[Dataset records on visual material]
——————————
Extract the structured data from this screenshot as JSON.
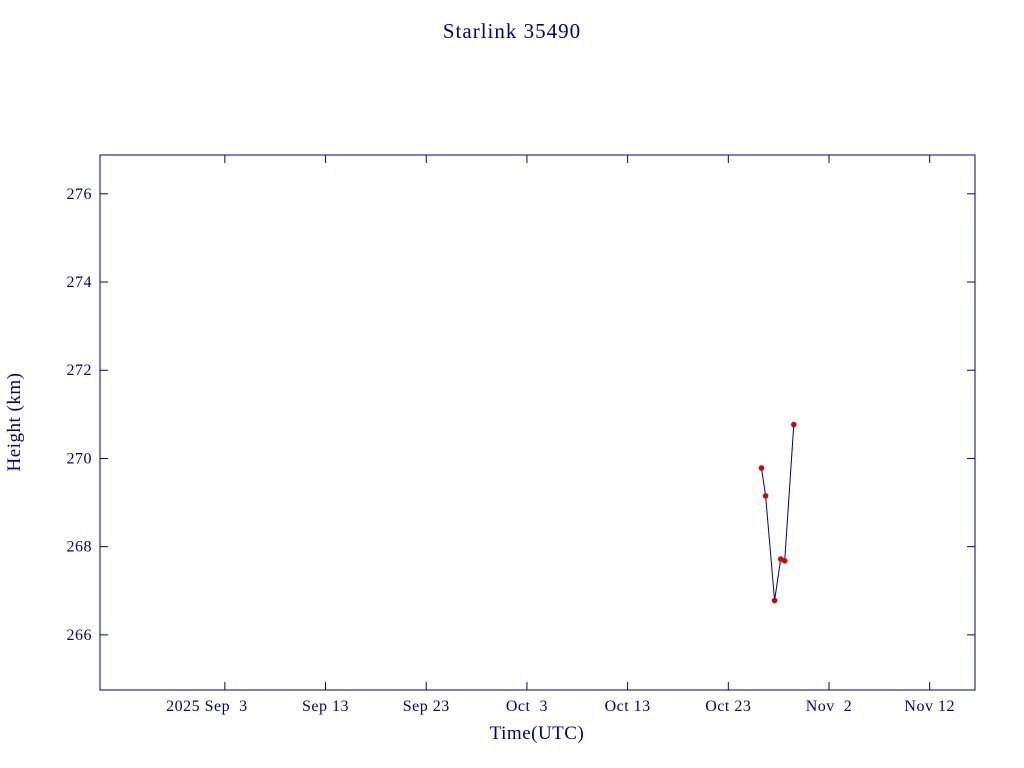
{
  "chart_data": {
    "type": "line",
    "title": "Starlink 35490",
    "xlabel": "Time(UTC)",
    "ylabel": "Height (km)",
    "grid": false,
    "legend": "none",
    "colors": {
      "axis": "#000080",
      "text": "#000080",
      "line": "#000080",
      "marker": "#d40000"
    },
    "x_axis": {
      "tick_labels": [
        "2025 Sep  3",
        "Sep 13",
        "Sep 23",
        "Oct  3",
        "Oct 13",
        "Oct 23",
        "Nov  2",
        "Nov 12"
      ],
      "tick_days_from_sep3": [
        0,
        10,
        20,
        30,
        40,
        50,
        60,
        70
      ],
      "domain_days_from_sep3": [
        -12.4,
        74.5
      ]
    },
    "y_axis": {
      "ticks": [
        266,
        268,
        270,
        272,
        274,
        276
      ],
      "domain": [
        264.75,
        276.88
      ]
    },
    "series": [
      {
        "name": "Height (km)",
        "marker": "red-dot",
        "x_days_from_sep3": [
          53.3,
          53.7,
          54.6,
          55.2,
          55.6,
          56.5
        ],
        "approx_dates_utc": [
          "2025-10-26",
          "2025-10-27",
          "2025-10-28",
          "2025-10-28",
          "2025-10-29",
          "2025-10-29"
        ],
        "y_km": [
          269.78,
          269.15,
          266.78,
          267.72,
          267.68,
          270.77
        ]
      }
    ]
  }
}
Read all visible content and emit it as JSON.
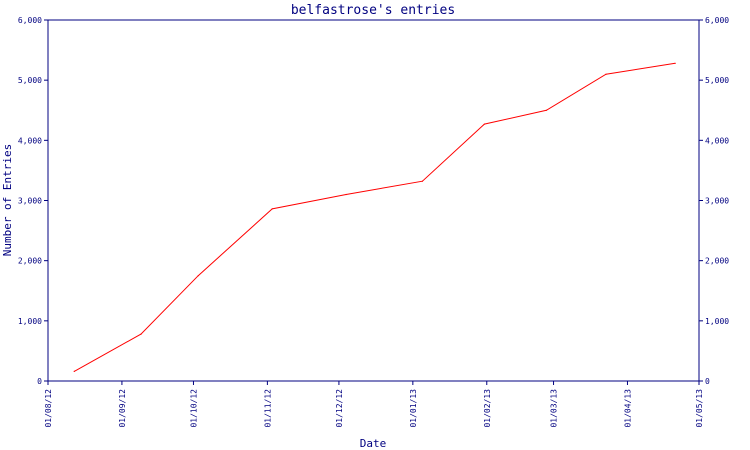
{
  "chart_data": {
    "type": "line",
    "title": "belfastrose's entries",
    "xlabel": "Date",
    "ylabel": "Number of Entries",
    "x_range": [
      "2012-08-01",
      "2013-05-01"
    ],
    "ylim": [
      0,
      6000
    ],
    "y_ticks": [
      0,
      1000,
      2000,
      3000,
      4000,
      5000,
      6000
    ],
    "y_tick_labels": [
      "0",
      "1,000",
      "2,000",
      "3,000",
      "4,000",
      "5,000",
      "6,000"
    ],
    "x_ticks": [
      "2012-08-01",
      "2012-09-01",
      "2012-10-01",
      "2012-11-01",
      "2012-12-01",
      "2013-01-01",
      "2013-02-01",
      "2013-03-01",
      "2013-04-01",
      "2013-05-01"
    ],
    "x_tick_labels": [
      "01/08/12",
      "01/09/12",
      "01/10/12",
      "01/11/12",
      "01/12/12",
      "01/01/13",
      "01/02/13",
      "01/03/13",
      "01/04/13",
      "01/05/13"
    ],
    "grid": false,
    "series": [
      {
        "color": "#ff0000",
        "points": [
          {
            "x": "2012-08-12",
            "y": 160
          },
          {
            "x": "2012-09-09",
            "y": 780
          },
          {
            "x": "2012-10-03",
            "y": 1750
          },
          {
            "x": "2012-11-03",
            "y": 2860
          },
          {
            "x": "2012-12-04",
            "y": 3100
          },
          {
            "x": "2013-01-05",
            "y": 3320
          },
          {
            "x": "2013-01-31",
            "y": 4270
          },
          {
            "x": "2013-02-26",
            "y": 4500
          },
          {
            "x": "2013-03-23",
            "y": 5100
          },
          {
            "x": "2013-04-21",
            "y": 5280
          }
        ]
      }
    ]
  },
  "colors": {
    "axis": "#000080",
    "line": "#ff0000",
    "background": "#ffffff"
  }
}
——————————
*Task description*
Reproduce each entry verbatim, excluding any embedded images.

*Output below*
Extract the structured data from this screenshot as JSON.
{
  "chart_data": {
    "type": "line",
    "title": "Starlink 35490",
    "xlabel": "Time(UTC)",
    "ylabel": "Height (km)",
    "grid": false,
    "legend": "none",
    "colors": {
      "axis": "#000080",
      "text": "#000080",
      "line": "#000080",
      "marker": "#d40000"
    },
    "x_axis": {
      "tick_labels": [
        "2025 Sep  3",
        "Sep 13",
        "Sep 23",
        "Oct  3",
        "Oct 13",
        "Oct 23",
        "Nov  2",
        "Nov 12"
      ],
      "tick_days_from_sep3": [
        0,
        10,
        20,
        30,
        40,
        50,
        60,
        70
      ],
      "domain_days_from_sep3": [
        -12.4,
        74.5
      ]
    },
    "y_axis": {
      "ticks": [
        266,
        268,
        270,
        272,
        274,
        276
      ],
      "domain": [
        264.75,
        276.88
      ]
    },
    "series": [
      {
        "name": "Height (km)",
        "marker": "red-dot",
        "x_days_from_sep3": [
          53.3,
          53.7,
          54.6,
          55.2,
          55.6,
          56.5
        ],
        "approx_dates_utc": [
          "2025-10-26",
          "2025-10-27",
          "2025-10-28",
          "2025-10-28",
          "2025-10-29",
          "2025-10-29"
        ],
        "y_km": [
          269.78,
          269.15,
          266.78,
          267.72,
          267.68,
          270.77
        ]
      }
    ]
  }
}
Read all visible content and emit it as JSON.
{
  "chart_data": {
    "type": "line",
    "title": "belfastrose's entries",
    "xlabel": "Date",
    "ylabel": "Number of Entries",
    "x_range": [
      "2012-08-01",
      "2013-05-01"
    ],
    "ylim": [
      0,
      6000
    ],
    "y_ticks": [
      0,
      1000,
      2000,
      3000,
      4000,
      5000,
      6000
    ],
    "y_tick_labels": [
      "0",
      "1,000",
      "2,000",
      "3,000",
      "4,000",
      "5,000",
      "6,000"
    ],
    "x_ticks": [
      "2012-08-01",
      "2012-09-01",
      "2012-10-01",
      "2012-11-01",
      "2012-12-01",
      "2013-01-01",
      "2013-02-01",
      "2013-03-01",
      "2013-04-01",
      "2013-05-01"
    ],
    "x_tick_labels": [
      "01/08/12",
      "01/09/12",
      "01/10/12",
      "01/11/12",
      "01/12/12",
      "01/01/13",
      "01/02/13",
      "01/03/13",
      "01/04/13",
      "01/05/13"
    ],
    "grid": false,
    "series": [
      {
        "color": "#ff0000",
        "points": [
          {
            "x": "2012-08-12",
            "y": 160
          },
          {
            "x": "2012-09-09",
            "y": 780
          },
          {
            "x": "2012-10-03",
            "y": 1750
          },
          {
            "x": "2012-11-03",
            "y": 2860
          },
          {
            "x": "2012-12-04",
            "y": 3100
          },
          {
            "x": "2013-01-05",
            "y": 3320
          },
          {
            "x": "2013-01-31",
            "y": 4270
          },
          {
            "x": "2013-02-26",
            "y": 4500
          },
          {
            "x": "2013-03-23",
            "y": 5100
          },
          {
            "x": "2013-04-21",
            "y": 5280
          }
        ]
      }
    ]
  },
  "colors": {
    "axis": "#000080",
    "line": "#ff0000",
    "background": "#ffffff"
  }
}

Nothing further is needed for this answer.